Records from a dataset:
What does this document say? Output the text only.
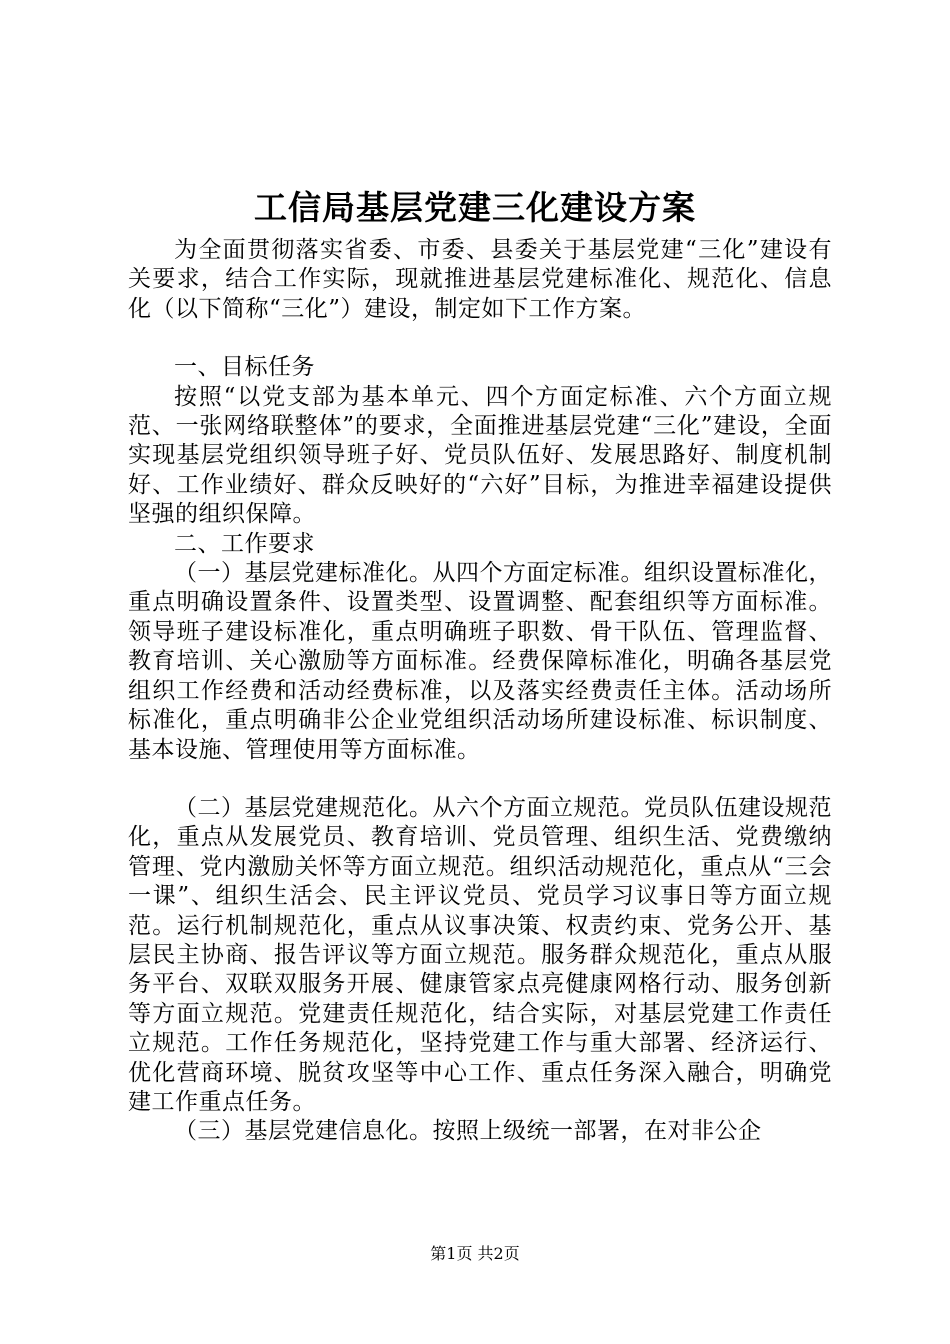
工信局基层党建三化建设方案

为全面贯彻落实省委、市委、县委关于基层党建“三化”建设有关要求，结合工作实际，现就推进基层党建标准化、规范化、信息化（以下简称“三化”）建设，制定如下工作方案。

一、目标任务

按照“以党支部为基本单元、四个方面定标准、六个方面立规范、一张网络联整体”的要求，全面推进基层党建“三化”建设，全面实现基层党组织领导班子好、党员队伍好、发展思路好、制度机制好、工作业绩好、群众反映好的“六好”目标，为推进幸福建设提供坚强的组织保障。

二、工作要求

（一）基层党建标准化。从四个方面定标准。组织设置标准化，重点明确设置条件、设置类型、设置调整、配套组织等方面标准。领导班子建设标准化，重点明确班子职数、骨干队伍、管理监督、教育培训、关心激励等方面标准。经费保障标准化，明确各基层党组织工作经费和活动经费标准，以及落实经费责任主体。活动场所标准化，重点明确非公企业党组织活动场所建设标准、标识制度、基本设施、管理使用等方面标准。

（二）基层党建规范化。从六个方面立规范。党员队伍建设规范化，重点从发展党员、教育培训、党员管理、组织生活、党费缴纳管理、党内激励关怀等方面立规范。组织活动规范化，重点从“三会一课”、组织生活会、民主评议党员、党员学习议事日等方面立规范。运行机制规范化，重点从议事决策、权责约束、党务公开、基层民主协商、报告评议等方面立规范。服务群众规范化，重点从服务平台、双联双服务开展、健康管家点亮健康网格行动、服务创新等方面立规范。党建责任规范化，结合实际，对基层党建工作责任立规范。工作任务规范化，坚持党建工作与重大部署、经济运行、优化营商环境、脱贫攻坚等中心工作、重点任务深入融合，明确党建工作重点任务。

（三）基层党建信息化。按照上级统一部署，在对非公企

第1页 共2页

- TASK TO CARRY OUT -
Pictures in the records above are left out; print everything else exactly as written.

- TASK RESPONSE -
What does this document say? Output the text only.
工信局基层党建三化建设方案

为全面贯彻落实省委、市委、县委关于基层党建“三化”建设有关要求，结合工作实际，现就推进基层党建标准化、规范化、信息化（以下简称“三化”）建设，制定如下工作方案。

一、目标任务

按照“以党支部为基本单元、四个方面定标准、六个方面立规范、一张网络联整体”的要求，全面推进基层党建“三化”建设，全面实现基层党组织领导班子好、党员队伍好、发展思路好、制度机制好、工作业绩好、群众反映好的“六好”目标，为推进幸福建设提供坚强的组织保障。

二、工作要求

（一）基层党建标准化。从四个方面定标准。组织设置标准化，重点明确设置条件、设置类型、设置调整、配套组织等方面标准。领导班子建设标准化，重点明确班子职数、骨干队伍、管理监督、教育培训、关心激励等方面标准。经费保障标准化，明确各基层党组织工作经费和活动经费标准，以及落实经费责任主体。活动场所标准化，重点明确非公企业党组织活动场所建设标准、标识制度、基本设施、管理使用等方面标准。

（二）基层党建规范化。从六个方面立规范。党员队伍建设规范化，重点从发展党员、教育培训、党员管理、组织生活、党费缴纳管理、党内激励关怀等方面立规范。组织活动规范化，重点从“三会一课”、组织生活会、民主评议党员、党员学习议事日等方面立规范。运行机制规范化，重点从议事决策、权责约束、党务公开、基层民主协商、报告评议等方面立规范。服务群众规范化，重点从服务平台、双联双服务开展、健康管家点亮健康网格行动、服务创新等方面立规范。党建责任规范化，结合实际，对基层党建工作责任立规范。工作任务规范化，坚持党建工作与重大部署、经济运行、优化营商环境、脱贫攻坚等中心工作、重点任务深入融合，明确党建工作重点任务。

（三）基层党建信息化。按照上级统一部署，在对非公企

第1页 共2页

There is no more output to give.